Oxylipins - biologically active substances of food

Abstract

Oxylipins are biologically active molecules that are formed in all aerobic organisms enzymatically or as a result of the action of free radicals and reactive oxygen species. The value of oxylipins for plants is comparable to the value of eicosanoids for animals and humans. In the human organism, the oxylipins’ formation occurs through enzymatic or non-enzymatic oxygenation of various ω-6 and ω-3 polyunsaturated fatty acids (PUFAs) obtained from food. Being “local hormones”, oxylipins are involved in the regulation of inflammation, pain response, cell adhesion, migration and proliferation, apoptosis, angiogenesis, regulation of blood pressure, blood coagulation, and blood vessel permeability. There is a hypothesis that the molecular structure of oxylipins allows them to be positioned as adaptogens and justifies the use of plants as potential sources of oxylipins in traditional medicine.

The aim of this research is a brief analytical review of publications characterizing the adaptogenic potential and promising sources of oxylipins (plant, cyanobacteria, and algae).

**BRIEF 1:**
Answer these questions from the abstract on oxylipins:
(a) In which organisms are oxylipins formed?
(b) From what are oxylipins formed in the human organism?
(c) Which sources of oxylipins does the review cover?
**BRIEF 2:** According to the abstract on oxylipins, what could justify using plants as potential sources of oxylipins in traditional medicine?
**BRIEF 3:** Extend the abstract on oxylipins beyond its final sentence.

Recorded data
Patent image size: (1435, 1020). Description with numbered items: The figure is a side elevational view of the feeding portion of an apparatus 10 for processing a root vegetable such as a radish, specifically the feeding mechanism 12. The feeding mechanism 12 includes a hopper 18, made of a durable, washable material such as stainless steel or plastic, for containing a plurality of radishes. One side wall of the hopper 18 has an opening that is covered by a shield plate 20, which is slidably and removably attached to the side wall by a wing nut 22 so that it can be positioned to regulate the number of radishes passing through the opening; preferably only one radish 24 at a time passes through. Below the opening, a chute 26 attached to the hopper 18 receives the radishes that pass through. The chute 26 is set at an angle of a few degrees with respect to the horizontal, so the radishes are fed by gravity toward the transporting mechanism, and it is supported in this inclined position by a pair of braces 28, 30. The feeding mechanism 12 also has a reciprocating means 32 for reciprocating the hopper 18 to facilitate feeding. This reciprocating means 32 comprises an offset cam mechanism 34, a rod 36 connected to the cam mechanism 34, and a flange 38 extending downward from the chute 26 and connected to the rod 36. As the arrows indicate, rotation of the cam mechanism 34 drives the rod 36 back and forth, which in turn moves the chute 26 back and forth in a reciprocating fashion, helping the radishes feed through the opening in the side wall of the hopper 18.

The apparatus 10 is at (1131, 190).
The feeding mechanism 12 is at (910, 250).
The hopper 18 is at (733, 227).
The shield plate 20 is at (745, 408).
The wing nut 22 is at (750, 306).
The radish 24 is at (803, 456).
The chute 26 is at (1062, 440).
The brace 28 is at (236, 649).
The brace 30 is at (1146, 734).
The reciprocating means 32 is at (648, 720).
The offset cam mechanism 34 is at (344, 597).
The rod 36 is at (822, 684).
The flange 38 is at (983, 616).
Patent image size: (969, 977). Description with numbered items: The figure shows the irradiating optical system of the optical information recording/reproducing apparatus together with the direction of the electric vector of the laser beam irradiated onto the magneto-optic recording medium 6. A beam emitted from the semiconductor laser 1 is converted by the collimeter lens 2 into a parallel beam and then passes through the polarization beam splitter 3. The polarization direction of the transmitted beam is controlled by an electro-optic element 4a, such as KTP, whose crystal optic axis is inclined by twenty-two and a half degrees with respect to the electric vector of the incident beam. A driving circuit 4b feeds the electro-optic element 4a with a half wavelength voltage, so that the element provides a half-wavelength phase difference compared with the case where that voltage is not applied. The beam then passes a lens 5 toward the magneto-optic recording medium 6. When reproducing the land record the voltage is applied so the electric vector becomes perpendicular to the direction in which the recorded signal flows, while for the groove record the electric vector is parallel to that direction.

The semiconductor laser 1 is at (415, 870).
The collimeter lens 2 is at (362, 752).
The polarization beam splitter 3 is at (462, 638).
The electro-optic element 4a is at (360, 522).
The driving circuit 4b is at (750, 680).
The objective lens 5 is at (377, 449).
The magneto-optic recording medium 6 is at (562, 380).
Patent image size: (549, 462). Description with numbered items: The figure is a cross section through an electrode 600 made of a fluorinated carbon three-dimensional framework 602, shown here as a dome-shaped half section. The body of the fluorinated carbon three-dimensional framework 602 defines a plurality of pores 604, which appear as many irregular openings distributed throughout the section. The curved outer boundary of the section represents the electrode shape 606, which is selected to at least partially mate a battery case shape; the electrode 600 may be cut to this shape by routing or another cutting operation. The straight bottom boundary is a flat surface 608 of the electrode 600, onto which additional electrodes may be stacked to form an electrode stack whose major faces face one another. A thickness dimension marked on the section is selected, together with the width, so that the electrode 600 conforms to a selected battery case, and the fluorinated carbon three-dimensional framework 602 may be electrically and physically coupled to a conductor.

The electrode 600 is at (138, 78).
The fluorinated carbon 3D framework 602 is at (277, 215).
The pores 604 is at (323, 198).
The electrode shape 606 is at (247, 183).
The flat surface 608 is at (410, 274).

**TASK ANSWER 1:**
(a) In all aerobic organisms.
(b) From various ω-6 and ω-3 polyunsaturated fatty acids (PUFAs) obtained from food, through enzymatic or non-enzymatic oxygenation.
(c) Plants, cyanobacteria, and algae.

**TASK ANSWER 2:** A hypothesis holds that the molecular structure of oxylipins allows them to be positioned as adaptogens. That hypothesis would justify using plants as potential sources of oxylipins in traditional medicine.

**TASK ANSWER 3:**
Results. The publications of the last decade indicate an increased interest in the oxylipins of plants, cyanobacteria, and algae. In total, about 150 oxylipins and their derivatives are known in plants and fungi. Of the plant sources of oxylipins, Peruvian poppy root (Lepidium meyenii), white bryony (Bryonia alba L.), blackcurrant seed oil (Ribes nigrum), and licorice (Glycyrrhiza glabra) are of particular interest. Some macroalgae are capable of non-enzymatically or enzymatically synthesizing a variety of oxylipins, including antiinflammatory prostaglandins, resolvins, and leukotrienes. In addition, to common oxidized derivatives of fatty acids, macroalgae also contain a number of complex and unique oxylipins. Other sources of oxylipin producers include macroscopic gelatin colonies of freshwater cyanobacteria Aphanothece sacrum. As the analysis of the presented in the review publications showed, most anti-inflammatory and pro-resolvent oxylipins have antiproliferative properties, have adaptogenic potential, and can protect the body at the system level, contributing to the formation of favorable bacterial clearance.

Conclusion. The results of numerous studies indicate that plants, algae, and even bacteria can be a promising source of oxylipins, both for their use in their native form and for the targeted isolation of oxylipins from them in order to conduct further studies of their adaptogenic potential, cardio- and geroprotective properties. In the future, establishing the adequate daily intake of these substances and the development on their basis of dietary preventive and specialized products for various purposes will be relevant.

Keywords:biologically active substances, adaptogenes, oxylipins, polyunsaturated fatty acids

Funding. This work was supported by Russian Scientific Foundation (project N 19-16-00107).

Conflict of interests. Authors declare no conflicts of interest.

For citation: Shipelin V.A., Sidorova Yu.S. Oxylipins - biologically active substances of food. Voprosy pitaniia [Problems of Nutrition]. 2020; 89 (6): 6-13. DOI: 10.24411/0042-8833-2020-10073 (in Russian)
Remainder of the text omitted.